### SET TASK
Will you print the material below without altering a single character?

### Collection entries
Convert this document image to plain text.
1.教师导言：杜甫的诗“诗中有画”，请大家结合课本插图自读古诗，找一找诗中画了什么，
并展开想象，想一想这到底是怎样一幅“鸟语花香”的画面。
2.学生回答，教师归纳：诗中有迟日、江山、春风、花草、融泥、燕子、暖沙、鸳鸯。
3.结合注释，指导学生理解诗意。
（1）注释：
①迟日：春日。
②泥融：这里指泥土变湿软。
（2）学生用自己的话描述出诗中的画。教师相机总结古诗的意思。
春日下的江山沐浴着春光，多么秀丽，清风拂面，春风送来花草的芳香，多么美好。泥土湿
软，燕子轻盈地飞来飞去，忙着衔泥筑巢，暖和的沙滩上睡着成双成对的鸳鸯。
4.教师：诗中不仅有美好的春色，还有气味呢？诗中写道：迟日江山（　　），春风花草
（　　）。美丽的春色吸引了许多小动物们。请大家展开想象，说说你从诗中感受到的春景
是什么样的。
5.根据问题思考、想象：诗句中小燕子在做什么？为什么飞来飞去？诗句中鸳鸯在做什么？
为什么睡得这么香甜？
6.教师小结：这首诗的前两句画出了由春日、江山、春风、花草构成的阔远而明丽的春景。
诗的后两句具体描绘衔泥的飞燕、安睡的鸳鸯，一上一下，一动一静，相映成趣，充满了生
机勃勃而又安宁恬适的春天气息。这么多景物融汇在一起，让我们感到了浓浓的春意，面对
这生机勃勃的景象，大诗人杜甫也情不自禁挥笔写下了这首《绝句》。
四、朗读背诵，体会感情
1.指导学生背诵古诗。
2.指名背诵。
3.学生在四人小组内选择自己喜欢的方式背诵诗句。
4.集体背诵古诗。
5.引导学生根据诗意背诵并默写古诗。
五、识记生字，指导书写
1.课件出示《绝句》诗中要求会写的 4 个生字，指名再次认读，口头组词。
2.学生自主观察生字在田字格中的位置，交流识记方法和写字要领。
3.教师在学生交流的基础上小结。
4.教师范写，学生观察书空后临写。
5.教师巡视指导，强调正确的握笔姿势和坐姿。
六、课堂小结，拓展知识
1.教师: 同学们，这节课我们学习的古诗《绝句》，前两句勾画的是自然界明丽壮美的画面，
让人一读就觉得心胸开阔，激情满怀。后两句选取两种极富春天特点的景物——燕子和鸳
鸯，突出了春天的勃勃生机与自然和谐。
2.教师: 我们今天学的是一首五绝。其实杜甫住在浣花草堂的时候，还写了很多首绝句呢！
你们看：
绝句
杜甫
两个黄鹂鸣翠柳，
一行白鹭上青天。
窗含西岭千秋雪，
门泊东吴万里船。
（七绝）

### ANSWER BELOW
Convert this document image to plain text.
1.教师导言：杜甫的诗“诗中有画”，请大家结合课本插图自读古诗，找一找诗中画了什么，
并展开想象，想一想这到底是怎样一幅“鸟语花香”的画面。
2.学生回答，教师归纳：诗中有迟日、江山、春风、花草、融泥、燕子、暖沙、鸳鸯。
3.结合注释，指导学生理解诗意。
（1）注释：
①迟日：春日。
②泥融：这里指泥土变湿软。
（2）学生用自己的话描述出诗中的画。教师相机总结古诗的意思。
春日下的江山沐浴着春光，多么秀丽，清风拂面，春风送来花草的芳香，多么美好。泥土湿
软，燕子轻盈地飞来飞去，忙着衔泥筑巢，暖和的沙滩上睡着成双成对的鸳鸯。
4.教师：诗中不仅有美好的春色，还有气味呢？诗中写道：迟日江山（　　），春风花草
（　　）。美丽的春色吸引了许多小动物们。请大家展开想象，说说你从诗中感受到的春景
是什么样的。
5.根据问题思考、想象：诗句中小燕子在做什么？为什么飞来飞去？诗句中鸳鸯在做什么？
为什么睡得这么香甜？
6.教师小结：这首诗的前两句画出了由春日、江山、春风、花草构成的阔远而明丽的春景。
诗的后两句具体描绘衔泥的飞燕、安睡的鸳鸯，一上一下，一动一静，相映成趣，充满了生
机勃勃而又安宁恬适的春天气息。这么多景物融汇在一起，让我们感到了浓浓的春意，面对
这生机勃勃的景象，大诗人杜甫也情不自禁挥笔写下了这首《绝句》。
四、朗读背诵，体会感情
1.指导学生背诵古诗。
2.指名背诵。
3.学生在四人小组内选择自己喜欢的方式背诵诗句。
4.集体背诵古诗。
5.引导学生根据诗意背诵并默写古诗。
五、识记生字，指导书写
1.课件出示《绝句》诗中要求会写的 4 个生字，指名再次认读，口头组词。
2.学生自主观察生字在田字格中的位置，交流识记方法和写字要领。
3.教师在学生交流的基础上小结。
4.教师范写，学生观察书空后临写。
5.教师巡视指导，强调正确的握笔姿势和坐姿。
六、课堂小结，拓展知识
1.教师: 同学们，这节课我们学习的古诗《绝句》，前两句勾画的是自然界明丽壮美的画面，
让人一读就觉得心胸开阔，激情满怀。后两句选取两种极富春天特点的景物——燕子和鸳
鸯，突出了春天的勃勃生机与自然和谐。
2.教师: 我们今天学的是一首五绝。其实杜甫住在浣花草堂的时候，还写了很多首绝句呢！
你们看：
绝句
杜甫
两个黄鹂鸣翠柳，
一行白鹭上青天。
窗含西岭千秋雪，
门泊东吴万里船。
（七绝）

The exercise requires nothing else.